┌──
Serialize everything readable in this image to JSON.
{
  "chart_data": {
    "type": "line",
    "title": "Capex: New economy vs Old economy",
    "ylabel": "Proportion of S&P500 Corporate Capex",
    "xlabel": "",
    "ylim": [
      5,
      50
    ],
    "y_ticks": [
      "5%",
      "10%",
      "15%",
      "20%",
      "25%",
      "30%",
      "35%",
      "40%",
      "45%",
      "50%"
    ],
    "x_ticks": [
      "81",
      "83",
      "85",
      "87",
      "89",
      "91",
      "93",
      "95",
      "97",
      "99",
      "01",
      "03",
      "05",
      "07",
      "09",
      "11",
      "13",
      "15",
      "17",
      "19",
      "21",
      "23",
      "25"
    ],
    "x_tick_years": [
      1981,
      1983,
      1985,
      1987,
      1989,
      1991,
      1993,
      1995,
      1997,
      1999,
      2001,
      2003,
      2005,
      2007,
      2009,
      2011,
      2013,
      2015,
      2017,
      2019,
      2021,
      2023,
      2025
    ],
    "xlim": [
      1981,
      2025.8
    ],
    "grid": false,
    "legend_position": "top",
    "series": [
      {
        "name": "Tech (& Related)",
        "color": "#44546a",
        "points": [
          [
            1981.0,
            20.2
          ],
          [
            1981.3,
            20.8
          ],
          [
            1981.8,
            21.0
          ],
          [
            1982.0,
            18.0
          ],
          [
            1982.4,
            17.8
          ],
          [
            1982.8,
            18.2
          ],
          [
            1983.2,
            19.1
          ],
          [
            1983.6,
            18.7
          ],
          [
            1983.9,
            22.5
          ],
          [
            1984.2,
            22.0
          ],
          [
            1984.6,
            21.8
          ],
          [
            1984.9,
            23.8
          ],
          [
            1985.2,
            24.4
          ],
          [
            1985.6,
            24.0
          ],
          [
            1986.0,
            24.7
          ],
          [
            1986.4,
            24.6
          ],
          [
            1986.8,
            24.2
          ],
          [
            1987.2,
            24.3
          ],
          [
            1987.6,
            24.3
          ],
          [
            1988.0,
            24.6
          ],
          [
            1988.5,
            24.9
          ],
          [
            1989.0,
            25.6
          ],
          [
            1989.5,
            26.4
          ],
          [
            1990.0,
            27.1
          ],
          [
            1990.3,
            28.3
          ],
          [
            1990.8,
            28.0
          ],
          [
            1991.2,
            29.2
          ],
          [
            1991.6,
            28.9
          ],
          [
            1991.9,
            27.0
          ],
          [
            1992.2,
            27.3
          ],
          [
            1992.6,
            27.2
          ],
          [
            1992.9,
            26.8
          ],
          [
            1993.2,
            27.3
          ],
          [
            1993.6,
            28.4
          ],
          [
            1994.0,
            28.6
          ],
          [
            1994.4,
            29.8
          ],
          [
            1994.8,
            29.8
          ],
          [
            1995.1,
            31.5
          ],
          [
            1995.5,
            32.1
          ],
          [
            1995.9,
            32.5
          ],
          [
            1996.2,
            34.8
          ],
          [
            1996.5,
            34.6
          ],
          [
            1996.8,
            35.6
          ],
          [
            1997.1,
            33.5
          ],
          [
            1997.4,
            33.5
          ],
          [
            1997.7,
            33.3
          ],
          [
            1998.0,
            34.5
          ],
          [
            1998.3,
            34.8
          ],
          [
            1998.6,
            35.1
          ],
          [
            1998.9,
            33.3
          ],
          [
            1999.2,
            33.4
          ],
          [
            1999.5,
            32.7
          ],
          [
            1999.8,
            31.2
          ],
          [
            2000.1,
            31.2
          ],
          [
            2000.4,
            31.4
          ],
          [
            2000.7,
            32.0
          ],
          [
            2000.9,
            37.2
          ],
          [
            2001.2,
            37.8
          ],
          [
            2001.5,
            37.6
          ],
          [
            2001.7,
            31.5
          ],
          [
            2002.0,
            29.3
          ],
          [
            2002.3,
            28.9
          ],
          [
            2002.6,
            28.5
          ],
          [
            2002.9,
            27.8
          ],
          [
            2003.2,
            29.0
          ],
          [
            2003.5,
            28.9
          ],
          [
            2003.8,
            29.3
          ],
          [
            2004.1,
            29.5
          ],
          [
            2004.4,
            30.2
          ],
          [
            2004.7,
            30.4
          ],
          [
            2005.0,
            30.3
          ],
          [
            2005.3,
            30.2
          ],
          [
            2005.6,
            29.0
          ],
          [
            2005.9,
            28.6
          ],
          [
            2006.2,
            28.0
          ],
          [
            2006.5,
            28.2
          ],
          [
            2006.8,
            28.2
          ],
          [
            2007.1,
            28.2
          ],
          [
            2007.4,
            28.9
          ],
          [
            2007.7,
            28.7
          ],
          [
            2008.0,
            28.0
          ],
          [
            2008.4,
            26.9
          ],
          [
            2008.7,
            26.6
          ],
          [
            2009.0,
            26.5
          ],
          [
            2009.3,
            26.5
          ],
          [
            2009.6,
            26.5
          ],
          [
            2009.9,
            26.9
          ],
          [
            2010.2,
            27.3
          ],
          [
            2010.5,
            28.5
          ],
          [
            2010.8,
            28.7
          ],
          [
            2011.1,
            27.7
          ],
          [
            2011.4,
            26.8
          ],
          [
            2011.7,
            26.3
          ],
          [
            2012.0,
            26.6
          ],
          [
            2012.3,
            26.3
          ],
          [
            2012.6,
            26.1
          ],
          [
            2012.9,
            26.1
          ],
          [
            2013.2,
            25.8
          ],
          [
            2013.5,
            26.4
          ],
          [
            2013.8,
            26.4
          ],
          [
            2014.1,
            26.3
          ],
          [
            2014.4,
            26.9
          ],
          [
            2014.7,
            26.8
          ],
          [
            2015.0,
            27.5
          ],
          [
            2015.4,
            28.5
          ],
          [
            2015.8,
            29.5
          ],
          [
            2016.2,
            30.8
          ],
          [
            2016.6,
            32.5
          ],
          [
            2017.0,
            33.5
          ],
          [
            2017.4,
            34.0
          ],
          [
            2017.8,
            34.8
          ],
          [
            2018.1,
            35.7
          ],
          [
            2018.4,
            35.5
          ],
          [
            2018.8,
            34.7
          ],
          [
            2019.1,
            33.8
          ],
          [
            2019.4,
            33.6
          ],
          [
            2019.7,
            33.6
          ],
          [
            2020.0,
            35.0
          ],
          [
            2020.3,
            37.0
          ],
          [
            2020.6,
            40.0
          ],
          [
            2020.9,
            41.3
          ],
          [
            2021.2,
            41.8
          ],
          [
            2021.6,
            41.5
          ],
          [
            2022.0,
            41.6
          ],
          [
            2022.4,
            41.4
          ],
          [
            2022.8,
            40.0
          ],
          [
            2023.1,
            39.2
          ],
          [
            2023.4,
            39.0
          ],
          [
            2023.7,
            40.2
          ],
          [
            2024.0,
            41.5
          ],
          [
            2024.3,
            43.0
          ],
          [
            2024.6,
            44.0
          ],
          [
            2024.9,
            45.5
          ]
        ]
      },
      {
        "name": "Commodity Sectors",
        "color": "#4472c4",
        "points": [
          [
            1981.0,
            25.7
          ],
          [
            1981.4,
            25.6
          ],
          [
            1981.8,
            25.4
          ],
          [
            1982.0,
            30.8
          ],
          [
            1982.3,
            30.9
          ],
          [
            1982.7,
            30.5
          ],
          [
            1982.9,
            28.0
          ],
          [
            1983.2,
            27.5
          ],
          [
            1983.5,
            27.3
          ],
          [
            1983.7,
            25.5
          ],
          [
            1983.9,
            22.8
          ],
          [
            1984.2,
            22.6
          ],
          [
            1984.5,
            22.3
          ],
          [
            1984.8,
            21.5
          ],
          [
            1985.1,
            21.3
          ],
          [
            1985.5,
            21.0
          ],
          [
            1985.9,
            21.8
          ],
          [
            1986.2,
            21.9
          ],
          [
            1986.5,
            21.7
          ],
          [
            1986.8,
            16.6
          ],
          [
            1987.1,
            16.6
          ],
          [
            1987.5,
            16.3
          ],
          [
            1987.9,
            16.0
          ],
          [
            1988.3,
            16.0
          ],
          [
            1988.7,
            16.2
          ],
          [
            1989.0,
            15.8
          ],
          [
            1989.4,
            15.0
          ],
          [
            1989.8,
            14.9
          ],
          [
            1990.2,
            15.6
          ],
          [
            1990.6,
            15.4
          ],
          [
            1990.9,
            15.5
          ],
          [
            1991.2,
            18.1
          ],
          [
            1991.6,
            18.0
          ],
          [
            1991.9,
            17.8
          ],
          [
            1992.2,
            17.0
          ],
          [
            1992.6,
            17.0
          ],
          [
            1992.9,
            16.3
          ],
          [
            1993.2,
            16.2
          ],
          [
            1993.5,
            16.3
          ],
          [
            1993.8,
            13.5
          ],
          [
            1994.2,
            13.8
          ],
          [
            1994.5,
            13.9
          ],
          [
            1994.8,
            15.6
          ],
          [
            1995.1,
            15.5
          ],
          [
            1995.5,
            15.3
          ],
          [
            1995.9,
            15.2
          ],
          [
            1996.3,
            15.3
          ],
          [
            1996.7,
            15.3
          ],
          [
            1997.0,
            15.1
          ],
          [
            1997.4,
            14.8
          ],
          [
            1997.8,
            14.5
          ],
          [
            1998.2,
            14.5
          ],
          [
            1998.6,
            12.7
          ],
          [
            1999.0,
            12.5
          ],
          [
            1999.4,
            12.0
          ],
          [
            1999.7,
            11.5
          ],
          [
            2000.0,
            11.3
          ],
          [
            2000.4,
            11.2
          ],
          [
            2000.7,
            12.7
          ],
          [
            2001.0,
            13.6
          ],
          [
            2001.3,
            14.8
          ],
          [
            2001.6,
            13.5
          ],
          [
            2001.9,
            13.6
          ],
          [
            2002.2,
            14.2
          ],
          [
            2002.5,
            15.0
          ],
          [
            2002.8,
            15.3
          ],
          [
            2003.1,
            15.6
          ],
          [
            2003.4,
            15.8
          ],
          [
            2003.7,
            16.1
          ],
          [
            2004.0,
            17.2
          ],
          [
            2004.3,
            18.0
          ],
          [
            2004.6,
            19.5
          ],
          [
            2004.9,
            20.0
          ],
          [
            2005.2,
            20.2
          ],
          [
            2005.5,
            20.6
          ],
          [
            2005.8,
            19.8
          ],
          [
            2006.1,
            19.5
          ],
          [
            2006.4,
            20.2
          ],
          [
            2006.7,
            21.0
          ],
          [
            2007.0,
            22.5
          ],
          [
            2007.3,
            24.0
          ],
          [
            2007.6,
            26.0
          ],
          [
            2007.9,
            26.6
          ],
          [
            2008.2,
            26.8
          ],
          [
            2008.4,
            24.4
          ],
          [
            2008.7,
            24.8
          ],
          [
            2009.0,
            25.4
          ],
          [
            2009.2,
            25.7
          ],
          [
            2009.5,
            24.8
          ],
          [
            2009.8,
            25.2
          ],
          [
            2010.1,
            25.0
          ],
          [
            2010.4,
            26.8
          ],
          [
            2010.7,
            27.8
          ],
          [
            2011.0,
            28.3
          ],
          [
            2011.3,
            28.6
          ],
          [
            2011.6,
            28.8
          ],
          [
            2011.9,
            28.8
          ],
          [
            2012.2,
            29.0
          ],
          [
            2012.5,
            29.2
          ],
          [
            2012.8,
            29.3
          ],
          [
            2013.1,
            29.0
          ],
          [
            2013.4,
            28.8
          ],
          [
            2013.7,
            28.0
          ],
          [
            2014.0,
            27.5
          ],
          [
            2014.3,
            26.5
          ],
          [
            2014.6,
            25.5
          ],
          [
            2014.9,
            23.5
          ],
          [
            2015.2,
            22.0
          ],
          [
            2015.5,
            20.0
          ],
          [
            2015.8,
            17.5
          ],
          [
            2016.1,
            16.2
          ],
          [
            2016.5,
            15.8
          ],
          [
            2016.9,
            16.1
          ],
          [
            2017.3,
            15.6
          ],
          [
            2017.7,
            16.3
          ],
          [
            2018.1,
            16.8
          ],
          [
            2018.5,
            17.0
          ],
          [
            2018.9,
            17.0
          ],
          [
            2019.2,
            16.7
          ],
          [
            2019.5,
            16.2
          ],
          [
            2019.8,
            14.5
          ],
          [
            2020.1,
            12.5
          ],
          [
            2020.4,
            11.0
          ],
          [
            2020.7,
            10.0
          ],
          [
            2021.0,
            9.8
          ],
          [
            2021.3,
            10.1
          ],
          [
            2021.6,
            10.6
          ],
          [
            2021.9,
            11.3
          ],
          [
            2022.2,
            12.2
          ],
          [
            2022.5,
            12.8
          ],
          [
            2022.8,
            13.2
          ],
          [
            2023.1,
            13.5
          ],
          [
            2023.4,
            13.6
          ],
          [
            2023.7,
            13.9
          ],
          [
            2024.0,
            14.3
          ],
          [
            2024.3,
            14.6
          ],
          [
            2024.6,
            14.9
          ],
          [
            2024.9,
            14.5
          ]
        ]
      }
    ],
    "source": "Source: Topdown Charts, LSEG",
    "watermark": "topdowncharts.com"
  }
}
└──
• **Problem to solve**:
Identify the lines in the entries that hold "name" and return each one.

• **Exercise output**:
        "name": "Tech (& Related)",
        "name": "Commodity Sectors",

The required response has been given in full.